**Directions**
Extract each line from the entries below that has the string "this" in it.

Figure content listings
____
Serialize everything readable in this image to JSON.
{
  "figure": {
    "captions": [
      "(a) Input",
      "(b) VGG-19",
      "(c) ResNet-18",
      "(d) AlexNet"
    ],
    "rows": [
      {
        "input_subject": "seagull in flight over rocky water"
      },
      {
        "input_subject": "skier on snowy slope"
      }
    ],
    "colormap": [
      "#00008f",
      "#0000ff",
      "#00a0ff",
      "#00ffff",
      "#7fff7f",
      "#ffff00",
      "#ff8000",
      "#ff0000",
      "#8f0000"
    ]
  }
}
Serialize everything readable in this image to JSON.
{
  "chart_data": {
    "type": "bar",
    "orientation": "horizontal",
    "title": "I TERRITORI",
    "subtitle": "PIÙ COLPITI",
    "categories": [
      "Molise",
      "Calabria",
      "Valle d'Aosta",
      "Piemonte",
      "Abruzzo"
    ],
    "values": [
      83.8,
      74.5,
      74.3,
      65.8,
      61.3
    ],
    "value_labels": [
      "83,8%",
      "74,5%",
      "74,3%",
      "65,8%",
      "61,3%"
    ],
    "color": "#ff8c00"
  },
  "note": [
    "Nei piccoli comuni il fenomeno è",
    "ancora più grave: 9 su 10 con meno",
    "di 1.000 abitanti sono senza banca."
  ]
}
____
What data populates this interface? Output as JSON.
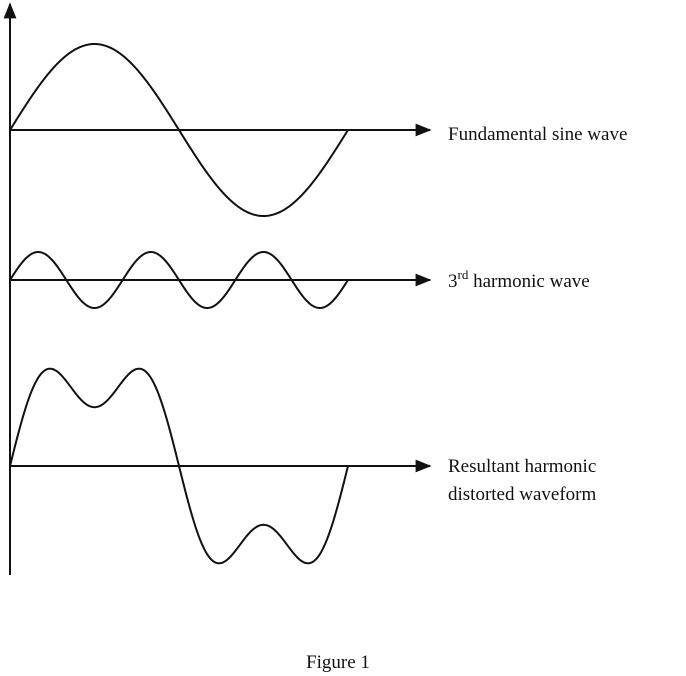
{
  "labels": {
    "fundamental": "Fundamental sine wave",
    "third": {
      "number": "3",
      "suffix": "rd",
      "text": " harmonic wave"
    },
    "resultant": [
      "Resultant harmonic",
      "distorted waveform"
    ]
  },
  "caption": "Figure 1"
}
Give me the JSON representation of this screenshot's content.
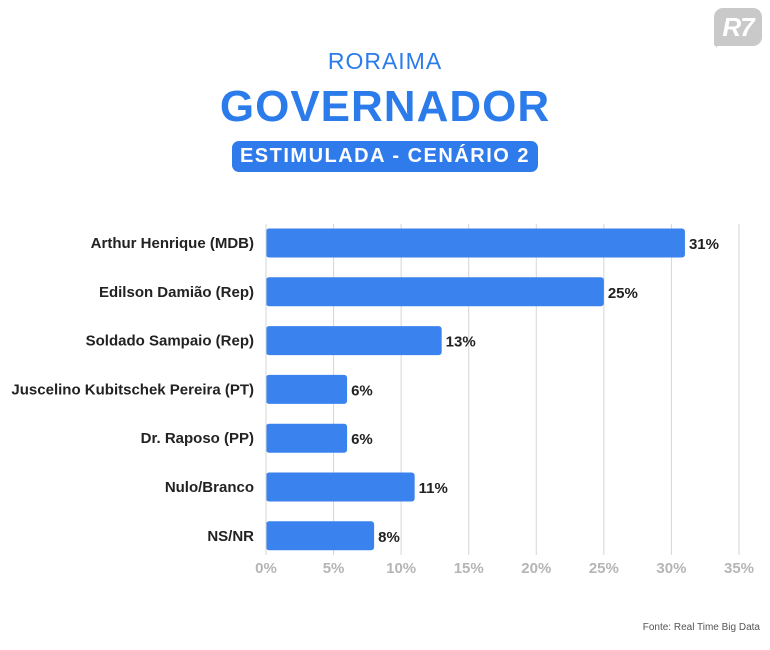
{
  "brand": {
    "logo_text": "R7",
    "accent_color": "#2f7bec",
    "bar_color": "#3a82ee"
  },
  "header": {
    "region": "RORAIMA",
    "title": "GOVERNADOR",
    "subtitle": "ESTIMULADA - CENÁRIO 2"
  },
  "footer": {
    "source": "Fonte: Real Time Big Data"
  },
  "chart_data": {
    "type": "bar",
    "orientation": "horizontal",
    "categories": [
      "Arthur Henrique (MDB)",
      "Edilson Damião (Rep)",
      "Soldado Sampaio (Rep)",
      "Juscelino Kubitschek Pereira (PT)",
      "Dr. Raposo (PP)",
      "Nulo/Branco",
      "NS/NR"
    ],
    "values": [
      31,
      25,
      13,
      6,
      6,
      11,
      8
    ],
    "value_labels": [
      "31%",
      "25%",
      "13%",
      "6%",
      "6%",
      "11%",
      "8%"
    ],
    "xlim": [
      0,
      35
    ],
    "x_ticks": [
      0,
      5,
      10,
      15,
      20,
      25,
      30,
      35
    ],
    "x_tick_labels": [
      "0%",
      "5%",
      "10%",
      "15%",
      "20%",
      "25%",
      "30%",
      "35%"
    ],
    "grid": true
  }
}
____
**Finished exercise**
Serialize everything readable in this image to JSON.
Serialize everything readable in this image to JSON.
What data populates this interface? Output as JSON.
Give me the JSON representation of this screenshot's content.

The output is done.